+++ DATA PROVIDED

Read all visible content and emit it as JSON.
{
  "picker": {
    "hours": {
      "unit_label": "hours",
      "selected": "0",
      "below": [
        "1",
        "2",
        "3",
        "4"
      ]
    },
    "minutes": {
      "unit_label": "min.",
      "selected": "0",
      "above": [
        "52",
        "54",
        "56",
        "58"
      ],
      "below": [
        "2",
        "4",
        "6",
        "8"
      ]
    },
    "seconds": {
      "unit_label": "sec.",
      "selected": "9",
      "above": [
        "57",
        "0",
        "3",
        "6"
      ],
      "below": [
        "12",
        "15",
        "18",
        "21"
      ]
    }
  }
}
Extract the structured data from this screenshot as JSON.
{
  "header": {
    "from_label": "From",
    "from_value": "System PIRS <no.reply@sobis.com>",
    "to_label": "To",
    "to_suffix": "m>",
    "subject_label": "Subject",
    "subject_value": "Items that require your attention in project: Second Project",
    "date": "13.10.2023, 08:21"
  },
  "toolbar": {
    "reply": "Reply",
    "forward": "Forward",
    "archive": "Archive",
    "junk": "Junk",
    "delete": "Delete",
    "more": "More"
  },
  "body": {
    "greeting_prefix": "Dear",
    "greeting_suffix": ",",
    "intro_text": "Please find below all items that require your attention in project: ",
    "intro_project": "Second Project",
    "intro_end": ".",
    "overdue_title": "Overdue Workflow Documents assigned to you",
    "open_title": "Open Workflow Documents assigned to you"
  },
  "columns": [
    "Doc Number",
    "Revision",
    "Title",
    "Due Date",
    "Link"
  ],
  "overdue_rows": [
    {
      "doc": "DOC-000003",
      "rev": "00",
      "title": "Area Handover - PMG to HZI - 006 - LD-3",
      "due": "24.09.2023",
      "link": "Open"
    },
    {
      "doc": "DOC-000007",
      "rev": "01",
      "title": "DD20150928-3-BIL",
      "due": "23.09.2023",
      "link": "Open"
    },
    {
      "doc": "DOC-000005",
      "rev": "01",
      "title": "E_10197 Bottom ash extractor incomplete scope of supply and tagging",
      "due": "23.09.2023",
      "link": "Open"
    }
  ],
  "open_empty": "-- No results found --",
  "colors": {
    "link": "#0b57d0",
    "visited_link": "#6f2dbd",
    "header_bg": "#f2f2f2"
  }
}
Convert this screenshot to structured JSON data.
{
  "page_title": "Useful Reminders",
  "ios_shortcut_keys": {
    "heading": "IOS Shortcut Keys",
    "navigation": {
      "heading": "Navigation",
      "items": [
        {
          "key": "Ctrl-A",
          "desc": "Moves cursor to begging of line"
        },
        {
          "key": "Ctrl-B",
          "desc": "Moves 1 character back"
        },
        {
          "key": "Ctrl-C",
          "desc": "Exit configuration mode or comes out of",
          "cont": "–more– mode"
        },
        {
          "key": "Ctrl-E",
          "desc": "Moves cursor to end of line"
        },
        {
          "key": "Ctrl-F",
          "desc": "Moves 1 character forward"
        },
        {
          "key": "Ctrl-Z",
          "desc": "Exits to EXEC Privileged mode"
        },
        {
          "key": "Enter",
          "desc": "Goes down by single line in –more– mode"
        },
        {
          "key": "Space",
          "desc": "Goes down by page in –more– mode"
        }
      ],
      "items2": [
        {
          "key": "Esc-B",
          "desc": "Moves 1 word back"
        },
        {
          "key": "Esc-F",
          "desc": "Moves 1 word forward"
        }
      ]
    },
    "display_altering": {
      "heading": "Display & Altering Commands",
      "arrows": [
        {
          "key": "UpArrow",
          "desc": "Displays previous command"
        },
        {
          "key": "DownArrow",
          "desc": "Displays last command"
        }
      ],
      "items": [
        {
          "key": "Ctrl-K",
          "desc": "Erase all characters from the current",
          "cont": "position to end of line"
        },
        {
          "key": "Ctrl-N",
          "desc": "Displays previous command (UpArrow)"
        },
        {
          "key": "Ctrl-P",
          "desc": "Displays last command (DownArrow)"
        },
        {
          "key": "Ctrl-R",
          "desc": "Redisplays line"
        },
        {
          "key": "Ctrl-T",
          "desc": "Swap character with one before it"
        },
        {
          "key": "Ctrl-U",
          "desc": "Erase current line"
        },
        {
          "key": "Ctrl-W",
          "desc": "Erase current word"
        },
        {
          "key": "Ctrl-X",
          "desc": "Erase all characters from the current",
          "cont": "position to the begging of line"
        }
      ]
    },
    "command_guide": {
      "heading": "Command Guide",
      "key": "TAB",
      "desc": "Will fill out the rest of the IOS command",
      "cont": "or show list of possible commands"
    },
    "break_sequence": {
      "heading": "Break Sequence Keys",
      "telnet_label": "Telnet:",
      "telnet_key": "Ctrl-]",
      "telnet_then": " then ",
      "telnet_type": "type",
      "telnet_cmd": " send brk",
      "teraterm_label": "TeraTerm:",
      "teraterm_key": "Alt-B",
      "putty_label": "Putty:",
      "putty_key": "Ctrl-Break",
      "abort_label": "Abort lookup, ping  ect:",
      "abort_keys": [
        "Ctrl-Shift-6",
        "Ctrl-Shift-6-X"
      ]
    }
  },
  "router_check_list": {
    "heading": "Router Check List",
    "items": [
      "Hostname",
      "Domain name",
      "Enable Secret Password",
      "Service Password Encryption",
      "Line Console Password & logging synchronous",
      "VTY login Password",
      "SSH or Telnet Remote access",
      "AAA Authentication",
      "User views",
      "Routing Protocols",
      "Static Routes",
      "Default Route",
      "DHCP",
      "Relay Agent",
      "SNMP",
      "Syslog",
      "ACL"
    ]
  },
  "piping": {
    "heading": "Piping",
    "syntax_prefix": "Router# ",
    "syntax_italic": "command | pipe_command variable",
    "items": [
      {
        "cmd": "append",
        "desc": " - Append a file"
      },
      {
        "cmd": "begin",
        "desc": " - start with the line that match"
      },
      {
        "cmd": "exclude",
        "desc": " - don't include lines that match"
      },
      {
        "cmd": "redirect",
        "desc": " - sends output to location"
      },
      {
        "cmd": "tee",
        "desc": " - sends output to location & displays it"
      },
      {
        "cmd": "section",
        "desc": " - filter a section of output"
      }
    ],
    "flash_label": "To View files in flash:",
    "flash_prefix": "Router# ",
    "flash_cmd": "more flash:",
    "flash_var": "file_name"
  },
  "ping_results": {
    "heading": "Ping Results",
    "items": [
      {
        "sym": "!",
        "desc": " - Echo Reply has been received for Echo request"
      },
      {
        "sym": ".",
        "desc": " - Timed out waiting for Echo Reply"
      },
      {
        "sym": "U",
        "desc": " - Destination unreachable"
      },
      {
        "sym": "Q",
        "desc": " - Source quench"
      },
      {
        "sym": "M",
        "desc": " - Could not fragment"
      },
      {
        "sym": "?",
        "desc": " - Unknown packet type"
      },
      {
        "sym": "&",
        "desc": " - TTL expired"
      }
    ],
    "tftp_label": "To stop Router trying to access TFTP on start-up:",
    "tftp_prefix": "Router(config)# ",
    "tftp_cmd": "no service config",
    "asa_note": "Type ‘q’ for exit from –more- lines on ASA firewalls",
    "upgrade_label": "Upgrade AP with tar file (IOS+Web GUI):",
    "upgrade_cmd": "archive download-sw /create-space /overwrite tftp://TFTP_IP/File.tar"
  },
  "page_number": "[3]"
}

++++++

— WORK TO COMPLETE —
Tally the lines of the listing in which the word "Password" occurs, and state the total alone.

— OUTPUT OF THE EXERCISE —
4